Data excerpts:
[start]

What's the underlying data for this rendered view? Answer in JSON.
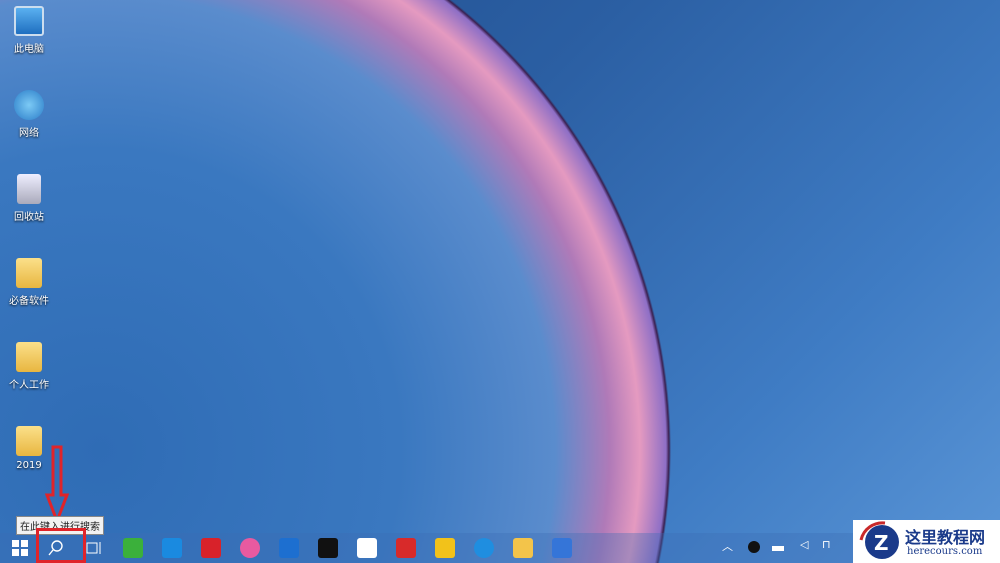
{
  "desktop_icons": [
    {
      "label": "此电脑",
      "icon": "computer-icon"
    },
    {
      "label": "网络",
      "icon": "network-icon"
    },
    {
      "label": "回收站",
      "icon": "recycle-bin-icon"
    },
    {
      "label": "必备软件",
      "icon": "folder-icon"
    },
    {
      "label": "个人工作",
      "icon": "folder-shortcut-icon"
    },
    {
      "label": "2019",
      "icon": "folder-icon"
    }
  ],
  "search_tooltip": "在此键入进行搜索",
  "taskbar_apps": [
    {
      "name": "wechat",
      "color": "#3bb03b"
    },
    {
      "name": "app-blue",
      "color": "#1a8ae0"
    },
    {
      "name": "it-app",
      "color": "#d8222a"
    },
    {
      "name": "color-wheel",
      "color": "#e85aa0"
    },
    {
      "name": "app-tools",
      "color": "#1d6fd0"
    },
    {
      "name": "qq",
      "color": "#111111"
    },
    {
      "name": "fox-app",
      "color": "#ffffff"
    },
    {
      "name": "red-app",
      "color": "#d82a2a"
    },
    {
      "name": "yellow-app",
      "color": "#f2c21a"
    },
    {
      "name": "edge",
      "color": "#1f8ee0"
    },
    {
      "name": "file-explorer",
      "color": "#f3c44a"
    },
    {
      "name": "wps",
      "color": "#3575d8"
    }
  ],
  "watermark": {
    "title": "这里教程网",
    "url": "herecours.com"
  }
}
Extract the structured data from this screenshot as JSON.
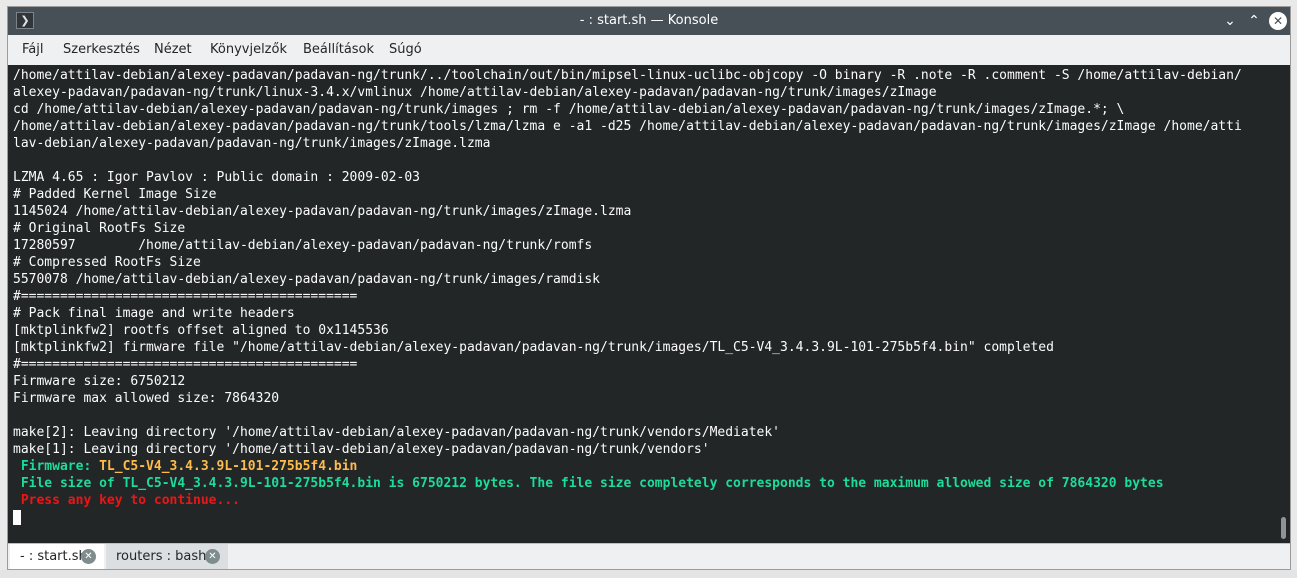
{
  "window": {
    "title": "- : start.sh — Konsole",
    "app_icon_glyph": "❯",
    "controls": {
      "minimize": "⌄",
      "maximize": "⌃",
      "close": "✕"
    }
  },
  "menubar": {
    "items": [
      {
        "label": "Fájl"
      },
      {
        "label": "Szerkesztés"
      },
      {
        "label": "Nézet"
      },
      {
        "label": "Könyvjelzők"
      },
      {
        "label": "Beállítások"
      },
      {
        "label": "Súgó"
      }
    ]
  },
  "terminal": {
    "colors": {
      "background": "#232627",
      "foreground": "#fcfcfc",
      "label_green": "#1cdc9a",
      "value_yellow": "#fdbc4b",
      "error_red": "#ed1515"
    },
    "lines": [
      "/home/attilav-debian/alexey-padavan/padavan-ng/trunk/../toolchain/out/bin/mipsel-linux-uclibc-objcopy -O binary -R .note -R .comment -S /home/attilav-debian/",
      "alexey-padavan/padavan-ng/trunk/linux-3.4.x/vmlinux /home/attilav-debian/alexey-padavan/padavan-ng/trunk/images/zImage",
      "cd /home/attilav-debian/alexey-padavan/padavan-ng/trunk/images ; rm -f /home/attilav-debian/alexey-padavan/padavan-ng/trunk/images/zImage.*; \\",
      "/home/attilav-debian/alexey-padavan/padavan-ng/trunk/tools/lzma/lzma e -a1 -d25 /home/attilav-debian/alexey-padavan/padavan-ng/trunk/images/zImage /home/atti",
      "lav-debian/alexey-padavan/padavan-ng/trunk/images/zImage.lzma",
      "",
      "LZMA 4.65 : Igor Pavlov : Public domain : 2009-02-03",
      "# Padded Kernel Image Size",
      "1145024 /home/attilav-debian/alexey-padavan/padavan-ng/trunk/images/zImage.lzma",
      "# Original RootFs Size",
      "17280597        /home/attilav-debian/alexey-padavan/padavan-ng/trunk/romfs",
      "# Compressed RootFs Size",
      "5570078 /home/attilav-debian/alexey-padavan/padavan-ng/trunk/images/ramdisk",
      "#===========================================",
      "# Pack final image and write headers",
      "[mktplinkfw2] rootfs offset aligned to 0x1145536",
      "[mktplinkfw2] firmware file \"/home/attilav-debian/alexey-padavan/padavan-ng/trunk/images/TL_C5-V4_3.4.3.9L-101-275b5f4.bin\" completed",
      "#===========================================",
      "Firmware size: 6750212",
      "Firmware max allowed size: 7864320",
      "",
      "make[2]: Leaving directory '/home/attilav-debian/alexey-padavan/padavan-ng/trunk/vendors/Mediatek'",
      "make[1]: Leaving directory '/home/attilav-debian/alexey-padavan/padavan-ng/trunk/vendors'"
    ],
    "firmware_label": " Firmware: ",
    "firmware_value": "TL_C5-V4_3.4.3.9L-101-275b5f4.bin",
    "size_message": " File size of TL_C5-V4_3.4.3.9L-101-275b5f4.bin is 6750212 bytes. The file size completely corresponds to the maximum allowed size of 7864320 bytes",
    "press_key": " Press any key to continue..."
  },
  "tabs": [
    {
      "label": "- : start.sh",
      "close_glyph": "✕",
      "active": true
    },
    {
      "label": "routers : bash",
      "close_glyph": "✕",
      "active": false
    }
  ]
}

[end]

Written request
Repeat the material above word for word and skip every image in it.

Problem solution
What's the underlying data for this rendered view? Answer in JSON.
{
  "desktop_icons": [
    {
      "label": "此电脑",
      "icon": "computer-icon"
    },
    {
      "label": "网络",
      "icon": "network-icon"
    },
    {
      "label": "回收站",
      "icon": "recycle-bin-icon"
    },
    {
      "label": "必备软件",
      "icon": "folder-icon"
    },
    {
      "label": "个人工作",
      "icon": "folder-shortcut-icon"
    },
    {
      "label": "2019",
      "icon": "folder-icon"
    }
  ],
  "search_tooltip": "在此键入进行搜索",
  "taskbar_apps": [
    {
      "name": "wechat",
      "color": "#3bb03b"
    },
    {
      "name": "app-blue",
      "color": "#1a8ae0"
    },
    {
      "name": "it-app",
      "color": "#d8222a"
    },
    {
      "name": "color-wheel",
      "color": "#e85aa0"
    },
    {
      "name": "app-tools",
      "color": "#1d6fd0"
    },
    {
      "name": "qq",
      "color": "#111111"
    },
    {
      "name": "fox-app",
      "color": "#ffffff"
    },
    {
      "name": "red-app",
      "color": "#d82a2a"
    },
    {
      "name": "yellow-app",
      "color": "#f2c21a"
    },
    {
      "name": "edge",
      "color": "#1f8ee0"
    },
    {
      "name": "file-explorer",
      "color": "#f3c44a"
    },
    {
      "name": "wps",
      "color": "#3575d8"
    }
  ],
  "watermark": {
    "title": "这里教程网",
    "url": "herecours.com"
  }
}
Extract the structured data from this screenshot as JSON.
{
  "window": {
    "title": "- : start.sh — Konsole",
    "app_icon_glyph": "❯",
    "controls": {
      "minimize": "⌄",
      "maximize": "⌃",
      "close": "✕"
    }
  },
  "menubar": {
    "items": [
      {
        "label": "Fájl"
      },
      {
        "label": "Szerkesztés"
      },
      {
        "label": "Nézet"
      },
      {
        "label": "Könyvjelzők"
      },
      {
        "label": "Beállítások"
      },
      {
        "label": "Súgó"
      }
    ]
  },
  "terminal": {
    "colors": {
      "background": "#232627",
      "foreground": "#fcfcfc",
      "label_green": "#1cdc9a",
      "value_yellow": "#fdbc4b",
      "error_red": "#ed1515"
    },
    "lines": [
      "/home/attilav-debian/alexey-padavan/padavan-ng/trunk/../toolchain/out/bin/mipsel-linux-uclibc-objcopy -O binary -R .note -R .comment -S /home/attilav-debian/",
      "alexey-padavan/padavan-ng/trunk/linux-3.4.x/vmlinux /home/attilav-debian/alexey-padavan/padavan-ng/trunk/images/zImage",
      "cd /home/attilav-debian/alexey-padavan/padavan-ng/trunk/images ; rm -f /home/attilav-debian/alexey-padavan/padavan-ng/trunk/images/zImage.*; \\",
      "/home/attilav-debian/alexey-padavan/padavan-ng/trunk/tools/lzma/lzma e -a1 -d25 /home/attilav-debian/alexey-padavan/padavan-ng/trunk/images/zImage /home/atti",
      "lav-debian/alexey-padavan/padavan-ng/trunk/images/zImage.lzma",
      "",
      "LZMA 4.65 : Igor Pavlov : Public domain : 2009-02-03",
      "# Padded Kernel Image Size",
      "1145024 /home/attilav-debian/alexey-padavan/padavan-ng/trunk/images/zImage.lzma",
      "# Original RootFs Size",
      "17280597        /home/attilav-debian/alexey-padavan/padavan-ng/trunk/romfs",
      "# Compressed RootFs Size",
      "5570078 /home/attilav-debian/alexey-padavan/padavan-ng/trunk/images/ramdisk",
      "#===========================================",
      "# Pack final image and write headers",
      "[mktplinkfw2] rootfs offset aligned to 0x1145536",
      "[mktplinkfw2] firmware file \"/home/attilav-debian/alexey-padavan/padavan-ng/trunk/images/TL_C5-V4_3.4.3.9L-101-275b5f4.bin\" completed",
      "#===========================================",
      "Firmware size: 6750212",
      "Firmware max allowed size: 7864320",
      "",
      "make[2]: Leaving directory '/home/attilav-debian/alexey-padavan/padavan-ng/trunk/vendors/Mediatek'",
      "make[1]: Leaving directory '/home/attilav-debian/alexey-padavan/padavan-ng/trunk/vendors'"
    ],
    "firmware_label": " Firmware: ",
    "firmware_value": "TL_C5-V4_3.4.3.9L-101-275b5f4.bin",
    "size_message": " File size of TL_C5-V4_3.4.3.9L-101-275b5f4.bin is 6750212 bytes. The file size completely corresponds to the maximum allowed size of 7864320 bytes",
    "press_key": " Press any key to continue..."
  },
  "tabs": [
    {
      "label": "- : start.sh",
      "close_glyph": "✕",
      "active": true
    },
    {
      "label": "routers : bash",
      "close_glyph": "✕",
      "active": false
    }
  ]
}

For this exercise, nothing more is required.